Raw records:

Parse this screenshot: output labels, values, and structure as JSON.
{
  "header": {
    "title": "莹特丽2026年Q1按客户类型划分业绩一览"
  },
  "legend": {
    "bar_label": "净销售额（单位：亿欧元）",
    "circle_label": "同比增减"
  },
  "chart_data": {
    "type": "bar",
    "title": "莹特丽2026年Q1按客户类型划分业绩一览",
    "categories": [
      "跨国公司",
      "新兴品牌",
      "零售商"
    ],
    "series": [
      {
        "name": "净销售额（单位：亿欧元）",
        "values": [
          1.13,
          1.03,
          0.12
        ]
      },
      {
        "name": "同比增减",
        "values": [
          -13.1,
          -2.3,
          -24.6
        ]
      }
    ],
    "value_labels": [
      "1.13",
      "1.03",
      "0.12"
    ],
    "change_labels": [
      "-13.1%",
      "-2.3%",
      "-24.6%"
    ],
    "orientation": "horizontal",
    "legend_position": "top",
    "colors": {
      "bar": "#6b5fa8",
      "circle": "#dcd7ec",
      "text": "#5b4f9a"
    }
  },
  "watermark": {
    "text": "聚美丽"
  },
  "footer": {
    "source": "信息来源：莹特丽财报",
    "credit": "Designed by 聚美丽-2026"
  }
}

Problem requirements: Go through the records and print each one exactly.

Answer in full:
Parse this screenshot: output labels, values, and structure as JSON.
{
  "header": {
    "title": "莹特丽2026年Q1按客户类型划分业绩一览"
  },
  "legend": {
    "bar_label": "净销售额（单位：亿欧元）",
    "circle_label": "同比增减"
  },
  "chart_data": {
    "type": "bar",
    "title": "莹特丽2026年Q1按客户类型划分业绩一览",
    "categories": [
      "跨国公司",
      "新兴品牌",
      "零售商"
    ],
    "series": [
      {
        "name": "净销售额（单位：亿欧元）",
        "values": [
          1.13,
          1.03,
          0.12
        ]
      },
      {
        "name": "同比增减",
        "values": [
          -13.1,
          -2.3,
          -24.6
        ]
      }
    ],
    "value_labels": [
      "1.13",
      "1.03",
      "0.12"
    ],
    "change_labels": [
      "-13.1%",
      "-2.3%",
      "-24.6%"
    ],
    "orientation": "horizontal",
    "legend_position": "top",
    "colors": {
      "bar": "#6b5fa8",
      "circle": "#dcd7ec",
      "text": "#5b4f9a"
    }
  },
  "watermark": {
    "text": "聚美丽"
  },
  "footer": {
    "source": "信息来源：莹特丽财报",
    "credit": "Designed by 聚美丽-2026"
  }
}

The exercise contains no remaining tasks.